▶ **Problem description**: Search the data below for the string "AIRY" and copy all lines where it shows up.

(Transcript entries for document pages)
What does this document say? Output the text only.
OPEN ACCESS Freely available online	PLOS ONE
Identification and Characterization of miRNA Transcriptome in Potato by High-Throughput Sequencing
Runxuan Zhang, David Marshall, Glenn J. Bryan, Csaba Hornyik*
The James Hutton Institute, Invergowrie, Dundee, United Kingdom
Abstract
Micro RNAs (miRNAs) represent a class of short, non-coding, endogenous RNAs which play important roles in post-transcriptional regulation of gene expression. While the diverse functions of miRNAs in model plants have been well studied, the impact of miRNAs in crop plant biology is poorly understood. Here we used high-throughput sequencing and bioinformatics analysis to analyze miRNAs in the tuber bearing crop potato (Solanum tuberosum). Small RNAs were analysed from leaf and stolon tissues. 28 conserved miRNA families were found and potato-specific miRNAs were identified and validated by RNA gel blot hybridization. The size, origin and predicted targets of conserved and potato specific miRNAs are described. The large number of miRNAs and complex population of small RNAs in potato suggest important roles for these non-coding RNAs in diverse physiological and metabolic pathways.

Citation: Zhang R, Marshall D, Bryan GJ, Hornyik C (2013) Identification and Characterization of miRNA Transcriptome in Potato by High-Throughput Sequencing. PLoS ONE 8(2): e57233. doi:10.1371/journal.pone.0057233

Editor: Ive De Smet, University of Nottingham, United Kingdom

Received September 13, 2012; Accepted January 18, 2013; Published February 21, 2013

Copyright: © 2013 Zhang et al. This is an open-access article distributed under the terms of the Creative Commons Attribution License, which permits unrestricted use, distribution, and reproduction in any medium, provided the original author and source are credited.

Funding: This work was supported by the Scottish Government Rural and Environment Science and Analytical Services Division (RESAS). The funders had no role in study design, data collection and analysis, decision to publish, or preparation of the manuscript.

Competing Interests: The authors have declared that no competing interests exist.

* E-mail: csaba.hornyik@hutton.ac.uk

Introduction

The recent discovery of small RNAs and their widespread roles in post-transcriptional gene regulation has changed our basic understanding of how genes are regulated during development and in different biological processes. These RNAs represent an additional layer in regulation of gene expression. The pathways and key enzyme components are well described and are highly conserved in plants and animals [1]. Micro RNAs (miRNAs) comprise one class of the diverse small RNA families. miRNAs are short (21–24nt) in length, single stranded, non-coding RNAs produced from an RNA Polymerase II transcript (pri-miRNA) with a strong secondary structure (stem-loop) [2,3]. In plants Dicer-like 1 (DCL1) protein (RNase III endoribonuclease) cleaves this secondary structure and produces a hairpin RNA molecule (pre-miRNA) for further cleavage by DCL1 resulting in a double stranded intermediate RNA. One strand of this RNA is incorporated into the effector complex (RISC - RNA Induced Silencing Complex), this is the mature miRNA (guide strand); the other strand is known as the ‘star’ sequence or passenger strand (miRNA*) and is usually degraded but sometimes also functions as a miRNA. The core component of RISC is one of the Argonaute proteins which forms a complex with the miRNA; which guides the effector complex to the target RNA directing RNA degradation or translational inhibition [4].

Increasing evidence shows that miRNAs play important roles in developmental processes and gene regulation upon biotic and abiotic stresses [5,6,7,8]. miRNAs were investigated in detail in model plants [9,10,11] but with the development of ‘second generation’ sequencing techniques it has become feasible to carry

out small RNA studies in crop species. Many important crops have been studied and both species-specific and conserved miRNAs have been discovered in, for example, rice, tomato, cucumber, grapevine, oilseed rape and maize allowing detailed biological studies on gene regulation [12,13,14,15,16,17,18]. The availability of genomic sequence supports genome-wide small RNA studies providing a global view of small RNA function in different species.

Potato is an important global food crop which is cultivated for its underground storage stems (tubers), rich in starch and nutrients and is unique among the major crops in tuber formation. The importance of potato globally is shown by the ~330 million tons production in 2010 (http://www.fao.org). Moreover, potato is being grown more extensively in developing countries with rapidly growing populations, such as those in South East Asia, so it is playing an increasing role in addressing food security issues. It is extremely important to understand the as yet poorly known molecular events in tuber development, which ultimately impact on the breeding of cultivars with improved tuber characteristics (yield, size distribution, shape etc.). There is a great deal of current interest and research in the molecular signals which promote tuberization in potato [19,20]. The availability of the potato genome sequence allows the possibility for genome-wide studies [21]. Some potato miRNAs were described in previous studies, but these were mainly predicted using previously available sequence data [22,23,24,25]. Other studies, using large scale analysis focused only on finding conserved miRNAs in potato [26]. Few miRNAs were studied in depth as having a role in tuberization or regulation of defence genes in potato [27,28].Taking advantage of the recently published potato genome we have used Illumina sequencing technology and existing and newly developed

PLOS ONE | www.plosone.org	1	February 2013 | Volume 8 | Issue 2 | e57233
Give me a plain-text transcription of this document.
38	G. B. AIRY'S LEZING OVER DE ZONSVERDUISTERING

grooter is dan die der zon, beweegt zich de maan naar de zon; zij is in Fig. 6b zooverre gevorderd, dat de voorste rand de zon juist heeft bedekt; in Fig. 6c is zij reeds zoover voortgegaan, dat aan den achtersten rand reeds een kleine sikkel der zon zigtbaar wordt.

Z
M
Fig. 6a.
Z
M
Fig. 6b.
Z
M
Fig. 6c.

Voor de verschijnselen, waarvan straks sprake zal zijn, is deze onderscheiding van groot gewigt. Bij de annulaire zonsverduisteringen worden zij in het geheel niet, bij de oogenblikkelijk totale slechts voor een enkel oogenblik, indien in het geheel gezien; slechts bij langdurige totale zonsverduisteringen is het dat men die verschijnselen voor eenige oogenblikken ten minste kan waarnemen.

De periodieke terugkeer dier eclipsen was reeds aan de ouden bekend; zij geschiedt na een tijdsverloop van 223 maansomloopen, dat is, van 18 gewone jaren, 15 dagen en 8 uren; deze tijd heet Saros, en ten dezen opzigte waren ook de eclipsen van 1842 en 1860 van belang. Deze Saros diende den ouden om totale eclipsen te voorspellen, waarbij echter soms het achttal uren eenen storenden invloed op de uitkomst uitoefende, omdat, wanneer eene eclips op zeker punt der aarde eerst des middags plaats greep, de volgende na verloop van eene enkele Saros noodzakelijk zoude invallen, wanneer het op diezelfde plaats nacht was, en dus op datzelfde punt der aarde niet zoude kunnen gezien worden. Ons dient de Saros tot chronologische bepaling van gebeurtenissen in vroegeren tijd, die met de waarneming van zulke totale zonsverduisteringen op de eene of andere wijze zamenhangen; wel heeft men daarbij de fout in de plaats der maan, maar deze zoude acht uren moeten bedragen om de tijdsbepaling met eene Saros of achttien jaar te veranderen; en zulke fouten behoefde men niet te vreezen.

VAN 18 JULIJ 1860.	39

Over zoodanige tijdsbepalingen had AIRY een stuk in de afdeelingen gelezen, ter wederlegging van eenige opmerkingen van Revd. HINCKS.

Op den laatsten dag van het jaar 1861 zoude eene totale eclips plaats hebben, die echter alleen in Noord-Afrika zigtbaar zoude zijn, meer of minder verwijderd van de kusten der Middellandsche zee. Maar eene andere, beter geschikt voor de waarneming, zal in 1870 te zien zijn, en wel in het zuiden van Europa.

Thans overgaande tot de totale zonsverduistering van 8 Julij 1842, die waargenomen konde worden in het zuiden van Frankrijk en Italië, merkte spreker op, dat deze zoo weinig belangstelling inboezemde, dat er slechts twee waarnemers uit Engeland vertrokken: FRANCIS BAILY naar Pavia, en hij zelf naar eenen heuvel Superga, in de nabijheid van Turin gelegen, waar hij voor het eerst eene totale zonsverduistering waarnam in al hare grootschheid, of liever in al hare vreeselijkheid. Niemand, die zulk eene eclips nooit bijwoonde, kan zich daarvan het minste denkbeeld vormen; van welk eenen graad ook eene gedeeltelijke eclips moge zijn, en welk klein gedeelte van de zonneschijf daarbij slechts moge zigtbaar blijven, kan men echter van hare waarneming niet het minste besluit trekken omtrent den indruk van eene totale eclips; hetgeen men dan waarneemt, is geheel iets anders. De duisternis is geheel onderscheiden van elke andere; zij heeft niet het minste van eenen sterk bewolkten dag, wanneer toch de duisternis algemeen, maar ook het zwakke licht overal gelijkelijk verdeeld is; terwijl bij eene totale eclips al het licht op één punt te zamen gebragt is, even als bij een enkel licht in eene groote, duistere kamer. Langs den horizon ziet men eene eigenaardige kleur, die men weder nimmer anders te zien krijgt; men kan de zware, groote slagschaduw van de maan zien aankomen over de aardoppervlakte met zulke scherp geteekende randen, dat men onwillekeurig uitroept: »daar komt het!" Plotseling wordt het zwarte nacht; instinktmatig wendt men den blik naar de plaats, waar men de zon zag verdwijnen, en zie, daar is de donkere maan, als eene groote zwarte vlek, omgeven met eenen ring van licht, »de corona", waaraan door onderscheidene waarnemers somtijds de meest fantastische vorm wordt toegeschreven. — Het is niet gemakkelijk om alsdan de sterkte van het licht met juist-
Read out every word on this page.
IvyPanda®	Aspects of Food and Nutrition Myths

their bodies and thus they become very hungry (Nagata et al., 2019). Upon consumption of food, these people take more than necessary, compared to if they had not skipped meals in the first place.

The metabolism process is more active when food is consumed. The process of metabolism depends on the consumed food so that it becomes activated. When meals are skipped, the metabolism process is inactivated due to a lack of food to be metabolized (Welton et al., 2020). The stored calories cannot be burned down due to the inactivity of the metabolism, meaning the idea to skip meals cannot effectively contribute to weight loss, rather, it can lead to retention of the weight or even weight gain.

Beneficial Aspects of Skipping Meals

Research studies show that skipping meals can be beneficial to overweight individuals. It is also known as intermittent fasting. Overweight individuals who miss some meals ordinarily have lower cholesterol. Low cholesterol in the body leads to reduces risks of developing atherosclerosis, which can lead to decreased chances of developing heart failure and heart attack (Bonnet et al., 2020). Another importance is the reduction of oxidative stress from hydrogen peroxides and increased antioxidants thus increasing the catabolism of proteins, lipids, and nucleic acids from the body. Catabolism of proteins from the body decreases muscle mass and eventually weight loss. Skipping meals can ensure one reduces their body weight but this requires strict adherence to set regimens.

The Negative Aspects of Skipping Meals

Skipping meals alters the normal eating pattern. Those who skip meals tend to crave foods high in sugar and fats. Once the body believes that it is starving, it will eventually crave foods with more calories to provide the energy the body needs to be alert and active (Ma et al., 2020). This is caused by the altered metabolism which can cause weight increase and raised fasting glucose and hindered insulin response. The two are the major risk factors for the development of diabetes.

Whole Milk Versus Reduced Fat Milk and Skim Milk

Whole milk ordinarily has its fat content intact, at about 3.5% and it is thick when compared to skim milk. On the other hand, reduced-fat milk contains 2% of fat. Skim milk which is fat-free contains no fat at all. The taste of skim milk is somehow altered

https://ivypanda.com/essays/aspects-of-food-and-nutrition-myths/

▶ **Exercise result**:
38	G. B. AIRY'S LEZING OVER DE ZONSVERDUISTERING
Over zoodanige tijdsbepalingen had AIRY een stuk in de afdeelingen gelezen, ter wederlegging van eenige opmerkingen van Revd. HINCKS.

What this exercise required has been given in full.